**To-do list**:
[a] Return the text of the Nepali summarizer page between "## Model Details" and "the transformer model.", inclusive, word for word.
[b] On the Nepali summarizer page, what is the stated parameter size?

**Page excerpt**:

---
license: mit
language:
- ne
metrics:
- rouge
tags:
- Nepali summary
- Nepali bart
- Nepali
- summary
- text
- nepali text summary
pipeline_tag: text2text-generation
widget:
- text: "अत्यधिक माग भएका बेला दसैंमा चिनीको हाहाकार भएको थियो । उपत्यकाबाहिरका केही जिल्लामा चिनी पाइए पनि काठमाडौंमा भने अभाव नै कायम रहेको छ । प्रधानमन्त्री पुष्पकमल दाहालले बिहीबार बिहान उद्योग तथा वाणिज्य मन्त्री तथा मुख्यसचिवलाई चिनीको अभाव सिर्जना हुन नदिन सबै उपायको खोजी गर्न निर्देशन दिएका थिए । नेपाली चिनी उद्योगहरूले आम उपभोक्तालाई सहज हुने किसिमले बजारमा चिनी नपठाइ ठूला उद्योगलाई आपूर्ति गर्न गोदाममै राख्ने गरेको पनि भेटिएको छ । वाणिज्य विभागको तथ्यांक अनुसार, नेपालमा उत्पादन हुने चिनीको सत्तरी प्रतिशत चिनी बिभिन्न पेय पदार्थ, मिठाइ, चकलेट, विस्कुटलगायतका उद्योगहरुमा आपूर्ति हुने गर्दछ । नेपाल प्रहरीले नेपालमा रहेका सबै चिनी उद्योगको स्टक रेकर्ड चेक गर्ने तथा सो आधारमा बजारमा चिनी पठाउन उद्योगीहरूसँग छलफल गरिने विभागले जनाएको छ ।"
  example_title: "Example 1"
---
# Nep_Summ_BART:

<!-- Provide a quick summary of what the model is/does. -->

This model is pre-trained using BART on Nepali corpus and then fine-tuned on Nepali summary data.
<br>The model generates a summary for the text input.

The parameter size for the model is 101M.

## Model Details

### Model Description

<!-- Provide a longer summary of what this model is. -->

The model is trained using BART noising techniques like sentence permutation, token deletion, and random token masking.
<br>The noisy data is fed into the encoder of the transformer and the denoising task/ objective is fulfilled by the decoder of the transformer model.

**Data excerpt**:
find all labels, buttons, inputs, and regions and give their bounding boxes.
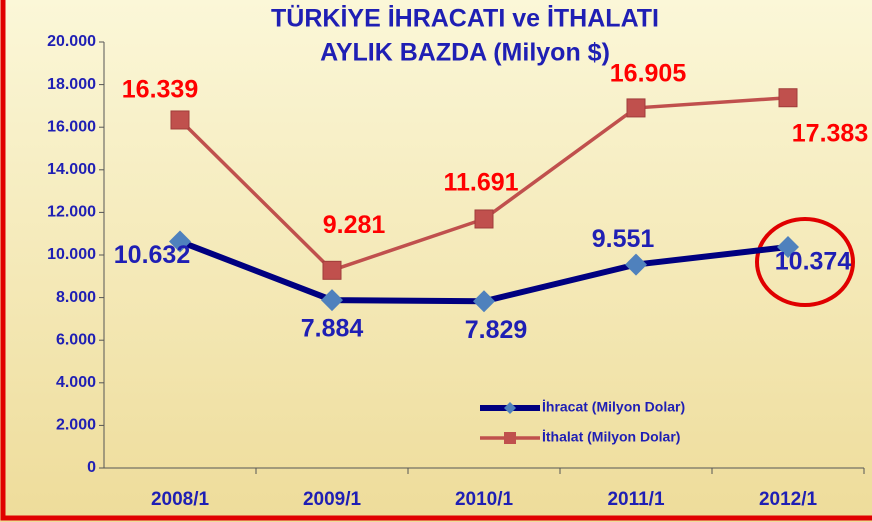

**Answers to the problems**:
[a]
## Model Details

### Model Description

<!-- Provide a longer summary of what this model is. -->

The model is trained using BART noising techniques like sentence permutation, token deletion, and random token masking.
<br>The noisy data is fed into the encoder of the transformer and the denoising task/ objective is fulfilled by the decoder of the transformer model.

[b] 101M.